Stated goal →
From the material below, list every line containing "도박문제를".

Start of Exercise data

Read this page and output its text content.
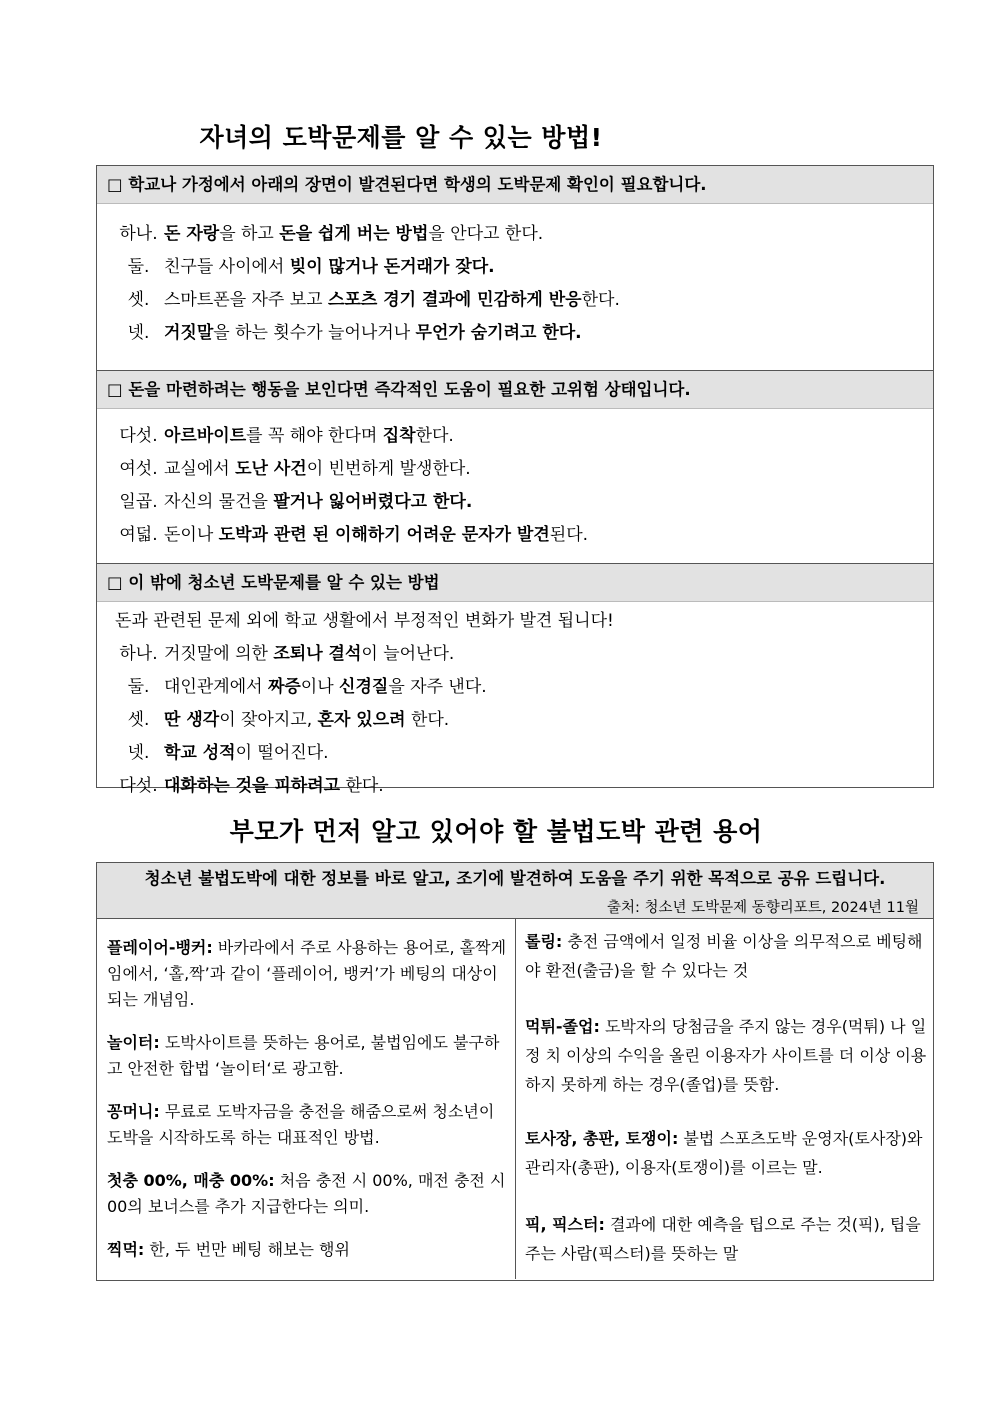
자녀의 도박문제를 알 수 있는 방법!
□ 학교나 가정에서 아래의 장면이 발견된다면 학생의 도박문제 확인이 필요합니다.
하나. 돈 자랑을 하고 돈을 쉽게 버는 방법을 안다고 한다.
둘. 친구들 사이에서 빚이 많거나 돈거래가 잦다.
셋. 스마트폰을 자주 보고 스포츠 경기 결과에 민감하게 반응한다.
넷. 거짓말을 하는 횟수가 늘어나거나 무언가 숨기려고 한다.
□ 돈을 마련하려는 행동을 보인다면 즉각적인 도움이 필요한 고위험 상태입니다.
다섯. 아르바이트를 꼭 해야 한다며 집착한다.
여섯. 교실에서 도난 사건이 빈번하게 발생한다.
일곱. 자신의 물건을 팔거나 잃어버렸다고 한다.
여덟. 돈이나 도박과 관련 된 이해하기 어려운 문자가 발견된다.
□ 이 밖에 청소년 도박문제를 알 수 있는 방법
돈과 관련된 문제 외에 학교 생활에서 부정적인 변화가 발견 됩니다!
하나. 거짓말에 의한 조퇴나 결석이 늘어난다.
둘. 대인관계에서 짜증이나 신경질을 자주 낸다.
셋. 딴 생각이 잦아지고, 혼자 있으려 한다.
넷. 학교 성적이 떨어진다.
다섯. 대화하는 것을 피하려고 한다.
부모가 먼저 알고 있어야 할 불법도박 관련 용어
청소년 불법도박에 대한 정보를 바로 알고, 조기에 발견하여 도움을 주기 위한 목적으로 공유 드립니다.
출처: 청소년 도박문제 동향리포트, 2024년 11월
플레이어-뱅커: 바카라에서 주로 사용하는 용어로, 홀짝게임에서, ‘홀,짝’과 같이 ‘플레이어, 뱅커’가 베팅의 대상이 되는 개념임.
놀이터: 도박사이트를 뜻하는 용어로, 불법임에도 불구하고 안전한 합법 ‘놀이터‘로 광고함.
꽁머니: 무료로 도박자금을 충전을 해줌으로써 청소년이 도박을 시작하도록 하는 대표적인 방법.
첫충 00%, 매충 00%: 처음 충전 시 00%, 매전 충전 시 00의 보너스를 추가 지급한다는 의미.
찍먹: 한, 두 번만 베팅 해보는 행위
롤링: 충전 금액에서 일정 비율 이상을 의무적으로 베팅해야 환전(출금)을 할 수 있다는 것
먹튀-졸업: 도박자의 당첨금을 주지 않는 경우(먹튀) 나 일정 치 이상의 수익을 올린 이용자가 사이트를 더 이상 이용하지 못하게 하는 경우(졸업)를 뜻함.
토사장, 총판, 토쟁이: 불법 스포츠도박 운영자(토사장)와 관리자(총판), 이용자(토쟁이)를 이르는 말.
픽, 픽스터: 결과에 대한 예측을 팁으로 주는 것(픽), 팁을 주는 사람(픽스터)를 뜻하는 말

End of Exercise data

Exercise output →
자녀의 도박문제를 알 수 있는 방법!
□ 이 밖에 청소년 도박문제를 알 수 있는 방법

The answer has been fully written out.